### [REQUIREMENT]
Each line that holds the word "Sample" counts once; report the total and nothing else.

Stored entries
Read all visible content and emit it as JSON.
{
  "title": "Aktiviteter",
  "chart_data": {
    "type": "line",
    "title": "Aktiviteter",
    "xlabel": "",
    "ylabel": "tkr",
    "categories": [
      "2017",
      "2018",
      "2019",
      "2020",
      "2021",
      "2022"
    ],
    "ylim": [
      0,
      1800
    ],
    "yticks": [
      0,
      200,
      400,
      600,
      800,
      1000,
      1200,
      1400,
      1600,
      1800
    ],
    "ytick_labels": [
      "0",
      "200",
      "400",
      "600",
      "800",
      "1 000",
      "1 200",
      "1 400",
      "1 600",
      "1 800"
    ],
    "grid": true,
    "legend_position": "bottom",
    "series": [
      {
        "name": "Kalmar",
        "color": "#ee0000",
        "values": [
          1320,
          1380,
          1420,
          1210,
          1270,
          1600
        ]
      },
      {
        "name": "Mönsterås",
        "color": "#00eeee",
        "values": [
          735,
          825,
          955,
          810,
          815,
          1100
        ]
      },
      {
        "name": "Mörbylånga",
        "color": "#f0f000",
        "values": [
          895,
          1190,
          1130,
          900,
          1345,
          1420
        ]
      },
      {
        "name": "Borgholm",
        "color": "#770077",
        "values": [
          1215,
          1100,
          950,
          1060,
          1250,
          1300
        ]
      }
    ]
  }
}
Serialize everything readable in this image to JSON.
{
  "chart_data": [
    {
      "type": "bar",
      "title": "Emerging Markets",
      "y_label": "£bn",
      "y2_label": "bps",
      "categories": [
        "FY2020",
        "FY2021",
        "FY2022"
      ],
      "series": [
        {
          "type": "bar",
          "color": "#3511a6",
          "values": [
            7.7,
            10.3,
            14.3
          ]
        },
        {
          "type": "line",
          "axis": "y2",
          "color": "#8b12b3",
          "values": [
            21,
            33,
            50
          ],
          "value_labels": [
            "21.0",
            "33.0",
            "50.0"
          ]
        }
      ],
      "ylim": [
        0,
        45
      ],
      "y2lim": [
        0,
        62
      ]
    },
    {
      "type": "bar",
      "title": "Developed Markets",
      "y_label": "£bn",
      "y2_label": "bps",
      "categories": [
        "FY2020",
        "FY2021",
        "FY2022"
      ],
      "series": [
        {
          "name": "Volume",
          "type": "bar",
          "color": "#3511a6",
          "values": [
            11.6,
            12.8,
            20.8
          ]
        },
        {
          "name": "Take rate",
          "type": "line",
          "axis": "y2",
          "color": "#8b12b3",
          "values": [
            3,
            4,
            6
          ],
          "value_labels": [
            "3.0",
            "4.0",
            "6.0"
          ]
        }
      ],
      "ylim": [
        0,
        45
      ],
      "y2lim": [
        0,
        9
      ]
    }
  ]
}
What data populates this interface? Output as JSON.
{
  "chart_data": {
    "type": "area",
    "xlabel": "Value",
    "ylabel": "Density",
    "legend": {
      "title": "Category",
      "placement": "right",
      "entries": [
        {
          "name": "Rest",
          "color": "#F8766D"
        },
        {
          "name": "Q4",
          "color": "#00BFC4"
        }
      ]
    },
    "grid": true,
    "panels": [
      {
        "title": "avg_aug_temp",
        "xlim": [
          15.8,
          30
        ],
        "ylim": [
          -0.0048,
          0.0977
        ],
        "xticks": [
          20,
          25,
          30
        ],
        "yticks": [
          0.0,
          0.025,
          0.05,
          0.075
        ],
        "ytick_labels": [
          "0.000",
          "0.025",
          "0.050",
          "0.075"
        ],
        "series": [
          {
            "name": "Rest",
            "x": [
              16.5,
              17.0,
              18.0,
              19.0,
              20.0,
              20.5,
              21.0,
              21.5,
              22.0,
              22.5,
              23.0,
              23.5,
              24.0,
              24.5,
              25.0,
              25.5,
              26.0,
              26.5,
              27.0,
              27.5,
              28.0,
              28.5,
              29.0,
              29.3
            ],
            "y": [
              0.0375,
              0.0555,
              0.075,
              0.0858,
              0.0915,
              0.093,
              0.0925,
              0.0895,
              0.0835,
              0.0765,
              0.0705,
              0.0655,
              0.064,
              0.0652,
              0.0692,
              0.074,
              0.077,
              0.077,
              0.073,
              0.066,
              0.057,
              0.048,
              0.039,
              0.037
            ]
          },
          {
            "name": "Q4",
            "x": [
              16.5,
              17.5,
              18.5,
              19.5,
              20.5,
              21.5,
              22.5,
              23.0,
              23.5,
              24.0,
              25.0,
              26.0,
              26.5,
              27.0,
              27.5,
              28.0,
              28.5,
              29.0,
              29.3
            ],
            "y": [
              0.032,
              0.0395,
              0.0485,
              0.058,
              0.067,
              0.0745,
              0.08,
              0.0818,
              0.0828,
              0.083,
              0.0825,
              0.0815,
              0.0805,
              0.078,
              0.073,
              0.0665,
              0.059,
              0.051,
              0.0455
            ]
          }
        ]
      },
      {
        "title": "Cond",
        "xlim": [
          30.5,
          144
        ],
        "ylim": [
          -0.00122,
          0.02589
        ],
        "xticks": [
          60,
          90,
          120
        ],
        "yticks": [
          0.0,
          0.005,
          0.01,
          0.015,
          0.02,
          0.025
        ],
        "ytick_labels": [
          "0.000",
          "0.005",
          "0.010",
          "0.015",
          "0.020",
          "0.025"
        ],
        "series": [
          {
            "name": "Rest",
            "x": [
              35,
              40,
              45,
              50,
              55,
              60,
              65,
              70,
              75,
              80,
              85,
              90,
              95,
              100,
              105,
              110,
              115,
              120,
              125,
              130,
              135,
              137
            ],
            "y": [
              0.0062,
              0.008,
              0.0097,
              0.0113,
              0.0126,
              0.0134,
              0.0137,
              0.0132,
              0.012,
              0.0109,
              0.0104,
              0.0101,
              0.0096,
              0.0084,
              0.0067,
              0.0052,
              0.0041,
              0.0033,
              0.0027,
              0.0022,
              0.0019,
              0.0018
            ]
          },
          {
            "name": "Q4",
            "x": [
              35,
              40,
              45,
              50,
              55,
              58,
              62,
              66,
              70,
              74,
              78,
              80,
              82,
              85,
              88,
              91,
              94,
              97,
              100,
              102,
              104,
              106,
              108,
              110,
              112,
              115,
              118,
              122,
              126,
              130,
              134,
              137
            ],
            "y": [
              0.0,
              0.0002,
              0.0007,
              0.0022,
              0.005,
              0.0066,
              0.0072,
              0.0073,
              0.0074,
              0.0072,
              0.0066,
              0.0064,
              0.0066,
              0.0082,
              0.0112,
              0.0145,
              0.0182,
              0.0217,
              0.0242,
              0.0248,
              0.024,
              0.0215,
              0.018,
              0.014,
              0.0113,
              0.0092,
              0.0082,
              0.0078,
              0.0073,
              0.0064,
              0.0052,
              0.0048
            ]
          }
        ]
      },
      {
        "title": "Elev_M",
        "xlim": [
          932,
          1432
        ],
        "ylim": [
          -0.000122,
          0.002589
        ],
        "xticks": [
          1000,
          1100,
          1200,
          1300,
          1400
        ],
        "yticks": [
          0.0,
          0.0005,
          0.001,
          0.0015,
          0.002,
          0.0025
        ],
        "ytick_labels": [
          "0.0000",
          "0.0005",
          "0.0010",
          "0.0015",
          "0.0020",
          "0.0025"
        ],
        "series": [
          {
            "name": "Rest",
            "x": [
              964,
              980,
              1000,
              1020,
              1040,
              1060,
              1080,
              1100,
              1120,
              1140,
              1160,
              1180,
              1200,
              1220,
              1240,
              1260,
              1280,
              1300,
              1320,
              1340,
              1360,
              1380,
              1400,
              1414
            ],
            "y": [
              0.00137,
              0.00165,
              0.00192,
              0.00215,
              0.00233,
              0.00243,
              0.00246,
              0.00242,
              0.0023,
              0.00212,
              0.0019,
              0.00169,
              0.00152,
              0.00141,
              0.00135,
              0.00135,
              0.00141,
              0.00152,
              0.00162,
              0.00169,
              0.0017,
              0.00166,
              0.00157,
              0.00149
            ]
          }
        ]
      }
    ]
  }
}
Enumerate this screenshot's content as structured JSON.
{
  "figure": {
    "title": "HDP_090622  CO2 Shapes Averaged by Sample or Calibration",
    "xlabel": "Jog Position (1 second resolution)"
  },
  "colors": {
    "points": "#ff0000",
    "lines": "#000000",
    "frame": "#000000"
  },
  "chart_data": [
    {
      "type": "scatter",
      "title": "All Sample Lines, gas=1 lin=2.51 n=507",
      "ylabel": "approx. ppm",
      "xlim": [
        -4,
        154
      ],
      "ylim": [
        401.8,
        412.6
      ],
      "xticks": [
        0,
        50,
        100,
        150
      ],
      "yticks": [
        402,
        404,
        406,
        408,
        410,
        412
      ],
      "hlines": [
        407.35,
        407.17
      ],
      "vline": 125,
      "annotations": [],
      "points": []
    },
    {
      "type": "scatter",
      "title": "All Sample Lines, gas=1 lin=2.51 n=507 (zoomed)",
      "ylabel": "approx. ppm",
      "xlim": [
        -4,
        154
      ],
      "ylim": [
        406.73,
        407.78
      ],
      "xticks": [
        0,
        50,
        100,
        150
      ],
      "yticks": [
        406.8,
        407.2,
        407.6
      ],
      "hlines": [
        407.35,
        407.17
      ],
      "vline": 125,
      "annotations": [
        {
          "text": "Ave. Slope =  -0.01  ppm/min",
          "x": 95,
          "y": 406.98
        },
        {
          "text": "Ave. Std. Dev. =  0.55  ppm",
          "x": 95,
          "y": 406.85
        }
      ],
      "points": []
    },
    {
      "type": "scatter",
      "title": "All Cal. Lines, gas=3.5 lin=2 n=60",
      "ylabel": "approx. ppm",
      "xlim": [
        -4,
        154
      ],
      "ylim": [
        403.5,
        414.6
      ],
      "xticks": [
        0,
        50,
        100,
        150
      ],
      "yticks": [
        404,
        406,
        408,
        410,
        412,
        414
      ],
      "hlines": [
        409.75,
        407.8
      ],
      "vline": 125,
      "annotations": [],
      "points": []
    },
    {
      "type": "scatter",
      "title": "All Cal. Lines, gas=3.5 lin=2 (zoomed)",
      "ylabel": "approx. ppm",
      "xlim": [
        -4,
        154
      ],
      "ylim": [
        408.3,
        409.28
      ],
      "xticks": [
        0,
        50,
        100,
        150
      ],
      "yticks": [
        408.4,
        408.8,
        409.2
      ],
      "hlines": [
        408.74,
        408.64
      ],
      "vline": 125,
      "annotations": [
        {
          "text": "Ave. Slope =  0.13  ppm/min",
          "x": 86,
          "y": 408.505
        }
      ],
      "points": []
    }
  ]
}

### [WORKED SOLUTION]
3